Problem to solve
In the records that follow, show each line where the word "Evapotranspiration" is present.

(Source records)
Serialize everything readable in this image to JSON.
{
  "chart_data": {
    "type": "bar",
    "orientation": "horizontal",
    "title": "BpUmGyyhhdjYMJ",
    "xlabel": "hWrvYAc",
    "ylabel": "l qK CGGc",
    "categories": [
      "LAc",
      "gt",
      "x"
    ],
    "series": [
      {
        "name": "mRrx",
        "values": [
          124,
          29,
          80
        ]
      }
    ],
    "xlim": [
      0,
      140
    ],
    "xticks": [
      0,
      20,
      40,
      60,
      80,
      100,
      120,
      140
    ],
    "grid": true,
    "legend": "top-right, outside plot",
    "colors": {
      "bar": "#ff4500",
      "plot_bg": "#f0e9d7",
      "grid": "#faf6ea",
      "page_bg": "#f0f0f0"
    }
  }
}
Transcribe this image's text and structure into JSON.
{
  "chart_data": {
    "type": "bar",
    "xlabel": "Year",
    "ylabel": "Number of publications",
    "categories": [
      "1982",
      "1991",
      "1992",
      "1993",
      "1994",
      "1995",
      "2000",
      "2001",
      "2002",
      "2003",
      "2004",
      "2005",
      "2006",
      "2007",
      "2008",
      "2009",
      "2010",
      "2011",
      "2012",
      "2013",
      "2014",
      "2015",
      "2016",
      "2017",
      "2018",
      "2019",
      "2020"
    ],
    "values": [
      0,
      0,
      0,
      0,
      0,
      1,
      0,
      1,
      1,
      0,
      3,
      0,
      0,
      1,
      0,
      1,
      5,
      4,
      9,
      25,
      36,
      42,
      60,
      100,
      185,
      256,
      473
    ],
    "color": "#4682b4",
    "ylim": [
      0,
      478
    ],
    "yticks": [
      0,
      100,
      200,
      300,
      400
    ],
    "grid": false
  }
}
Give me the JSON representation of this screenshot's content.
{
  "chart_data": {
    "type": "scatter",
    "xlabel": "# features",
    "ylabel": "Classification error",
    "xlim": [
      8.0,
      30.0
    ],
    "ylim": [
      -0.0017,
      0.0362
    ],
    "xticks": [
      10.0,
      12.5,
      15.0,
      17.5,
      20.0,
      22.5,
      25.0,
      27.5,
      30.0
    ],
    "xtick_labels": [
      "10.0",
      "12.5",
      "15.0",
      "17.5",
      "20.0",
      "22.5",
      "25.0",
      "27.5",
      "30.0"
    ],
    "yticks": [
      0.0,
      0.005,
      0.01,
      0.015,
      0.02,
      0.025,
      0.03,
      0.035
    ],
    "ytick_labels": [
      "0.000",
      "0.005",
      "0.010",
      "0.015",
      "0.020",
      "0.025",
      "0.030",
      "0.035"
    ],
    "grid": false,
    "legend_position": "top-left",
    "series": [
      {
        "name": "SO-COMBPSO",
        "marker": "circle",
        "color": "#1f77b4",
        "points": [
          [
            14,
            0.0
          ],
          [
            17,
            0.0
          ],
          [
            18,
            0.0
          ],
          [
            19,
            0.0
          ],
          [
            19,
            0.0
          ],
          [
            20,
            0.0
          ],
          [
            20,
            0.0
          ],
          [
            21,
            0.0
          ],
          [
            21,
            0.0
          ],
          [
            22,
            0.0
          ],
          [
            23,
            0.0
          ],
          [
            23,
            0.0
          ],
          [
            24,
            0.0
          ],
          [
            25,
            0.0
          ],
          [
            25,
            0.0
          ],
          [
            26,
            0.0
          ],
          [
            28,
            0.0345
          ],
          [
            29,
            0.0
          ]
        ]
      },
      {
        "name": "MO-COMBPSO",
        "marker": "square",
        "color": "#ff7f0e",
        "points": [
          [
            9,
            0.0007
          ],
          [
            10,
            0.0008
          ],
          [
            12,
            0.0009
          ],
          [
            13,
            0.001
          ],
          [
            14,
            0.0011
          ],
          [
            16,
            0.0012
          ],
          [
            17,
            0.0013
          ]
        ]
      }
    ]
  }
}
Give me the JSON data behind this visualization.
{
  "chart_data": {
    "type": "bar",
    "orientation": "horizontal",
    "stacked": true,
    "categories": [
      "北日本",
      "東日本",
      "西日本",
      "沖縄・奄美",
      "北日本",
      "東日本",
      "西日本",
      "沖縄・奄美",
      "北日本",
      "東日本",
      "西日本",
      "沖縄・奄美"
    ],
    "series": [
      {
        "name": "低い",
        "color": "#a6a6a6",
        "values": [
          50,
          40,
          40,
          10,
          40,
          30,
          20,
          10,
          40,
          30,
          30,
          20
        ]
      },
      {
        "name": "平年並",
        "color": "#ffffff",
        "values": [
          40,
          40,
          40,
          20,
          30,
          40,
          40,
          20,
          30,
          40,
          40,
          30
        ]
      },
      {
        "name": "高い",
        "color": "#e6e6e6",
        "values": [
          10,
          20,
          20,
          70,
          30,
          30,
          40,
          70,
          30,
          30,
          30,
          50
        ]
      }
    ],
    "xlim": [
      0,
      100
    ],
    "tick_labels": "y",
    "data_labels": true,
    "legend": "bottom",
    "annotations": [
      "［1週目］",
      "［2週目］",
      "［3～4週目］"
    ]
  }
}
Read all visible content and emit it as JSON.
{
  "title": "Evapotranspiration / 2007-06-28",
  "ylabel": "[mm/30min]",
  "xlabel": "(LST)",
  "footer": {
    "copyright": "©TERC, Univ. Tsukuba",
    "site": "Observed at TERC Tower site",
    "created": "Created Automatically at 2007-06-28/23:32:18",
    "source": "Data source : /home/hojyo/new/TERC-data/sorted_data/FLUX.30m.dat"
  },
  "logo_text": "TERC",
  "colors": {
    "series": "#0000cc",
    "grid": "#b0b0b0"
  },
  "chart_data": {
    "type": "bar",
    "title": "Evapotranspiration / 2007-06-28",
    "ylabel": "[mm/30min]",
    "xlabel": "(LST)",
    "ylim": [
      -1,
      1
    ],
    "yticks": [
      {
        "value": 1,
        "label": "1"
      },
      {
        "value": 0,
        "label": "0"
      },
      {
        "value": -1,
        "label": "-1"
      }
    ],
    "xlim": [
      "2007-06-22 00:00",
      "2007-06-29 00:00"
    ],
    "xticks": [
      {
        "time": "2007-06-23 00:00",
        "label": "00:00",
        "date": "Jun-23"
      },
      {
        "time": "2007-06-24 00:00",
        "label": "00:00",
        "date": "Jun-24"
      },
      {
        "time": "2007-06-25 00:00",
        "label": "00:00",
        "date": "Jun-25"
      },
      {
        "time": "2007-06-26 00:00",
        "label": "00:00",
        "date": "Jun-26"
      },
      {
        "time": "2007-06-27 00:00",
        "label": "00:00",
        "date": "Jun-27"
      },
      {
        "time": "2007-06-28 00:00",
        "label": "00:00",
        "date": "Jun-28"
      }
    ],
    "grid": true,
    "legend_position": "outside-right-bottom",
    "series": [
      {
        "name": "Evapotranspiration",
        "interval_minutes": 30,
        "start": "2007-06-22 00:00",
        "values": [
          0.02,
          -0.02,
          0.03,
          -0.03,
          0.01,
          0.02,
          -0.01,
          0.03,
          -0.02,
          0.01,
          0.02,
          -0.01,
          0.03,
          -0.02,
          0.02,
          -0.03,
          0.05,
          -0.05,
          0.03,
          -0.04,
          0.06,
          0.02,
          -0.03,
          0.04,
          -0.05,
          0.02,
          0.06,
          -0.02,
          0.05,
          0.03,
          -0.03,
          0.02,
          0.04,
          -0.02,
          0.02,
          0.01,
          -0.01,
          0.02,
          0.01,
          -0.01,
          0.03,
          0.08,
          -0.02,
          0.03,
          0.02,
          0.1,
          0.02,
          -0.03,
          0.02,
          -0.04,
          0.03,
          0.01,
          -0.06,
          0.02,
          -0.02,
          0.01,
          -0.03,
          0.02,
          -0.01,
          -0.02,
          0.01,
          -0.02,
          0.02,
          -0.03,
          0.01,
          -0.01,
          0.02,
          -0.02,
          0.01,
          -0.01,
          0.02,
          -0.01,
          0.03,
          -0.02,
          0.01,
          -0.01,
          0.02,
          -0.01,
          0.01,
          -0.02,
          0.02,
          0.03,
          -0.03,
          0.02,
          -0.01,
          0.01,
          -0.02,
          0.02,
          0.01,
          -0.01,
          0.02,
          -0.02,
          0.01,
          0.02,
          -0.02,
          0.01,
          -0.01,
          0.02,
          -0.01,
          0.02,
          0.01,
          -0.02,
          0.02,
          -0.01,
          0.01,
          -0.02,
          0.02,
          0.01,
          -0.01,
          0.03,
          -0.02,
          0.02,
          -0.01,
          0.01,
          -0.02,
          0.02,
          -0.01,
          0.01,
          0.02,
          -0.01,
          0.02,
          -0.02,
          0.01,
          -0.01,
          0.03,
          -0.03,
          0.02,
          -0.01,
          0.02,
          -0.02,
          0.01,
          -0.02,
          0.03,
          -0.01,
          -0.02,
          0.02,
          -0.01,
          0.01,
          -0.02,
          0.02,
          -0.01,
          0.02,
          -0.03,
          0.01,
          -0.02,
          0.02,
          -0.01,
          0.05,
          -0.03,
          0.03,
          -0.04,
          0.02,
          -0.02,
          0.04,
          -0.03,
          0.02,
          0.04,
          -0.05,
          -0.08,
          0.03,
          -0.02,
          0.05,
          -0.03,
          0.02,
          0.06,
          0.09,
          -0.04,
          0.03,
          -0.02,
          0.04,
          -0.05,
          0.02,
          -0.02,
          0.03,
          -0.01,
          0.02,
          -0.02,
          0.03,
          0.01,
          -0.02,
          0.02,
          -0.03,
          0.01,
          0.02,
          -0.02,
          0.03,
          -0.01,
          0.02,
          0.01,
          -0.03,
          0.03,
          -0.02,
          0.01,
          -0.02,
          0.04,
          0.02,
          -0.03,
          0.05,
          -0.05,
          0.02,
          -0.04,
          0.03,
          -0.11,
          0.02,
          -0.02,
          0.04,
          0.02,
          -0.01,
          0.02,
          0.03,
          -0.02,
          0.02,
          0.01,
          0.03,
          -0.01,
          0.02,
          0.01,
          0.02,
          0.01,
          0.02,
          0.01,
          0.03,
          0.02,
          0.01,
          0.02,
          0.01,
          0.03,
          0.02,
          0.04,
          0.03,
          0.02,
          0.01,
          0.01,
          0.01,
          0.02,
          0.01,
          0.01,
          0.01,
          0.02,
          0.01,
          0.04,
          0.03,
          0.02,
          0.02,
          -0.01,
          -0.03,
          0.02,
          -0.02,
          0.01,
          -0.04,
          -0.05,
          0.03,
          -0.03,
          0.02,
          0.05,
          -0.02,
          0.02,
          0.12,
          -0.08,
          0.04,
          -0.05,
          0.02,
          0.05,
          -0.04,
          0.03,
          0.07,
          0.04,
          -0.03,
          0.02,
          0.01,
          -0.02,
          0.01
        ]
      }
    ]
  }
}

Solution to the exercise
  "title": "Evapotranspiration / 2007-06-28",
    "title": "Evapotranspiration / 2007-06-28",
        "name": "Evapotranspiration",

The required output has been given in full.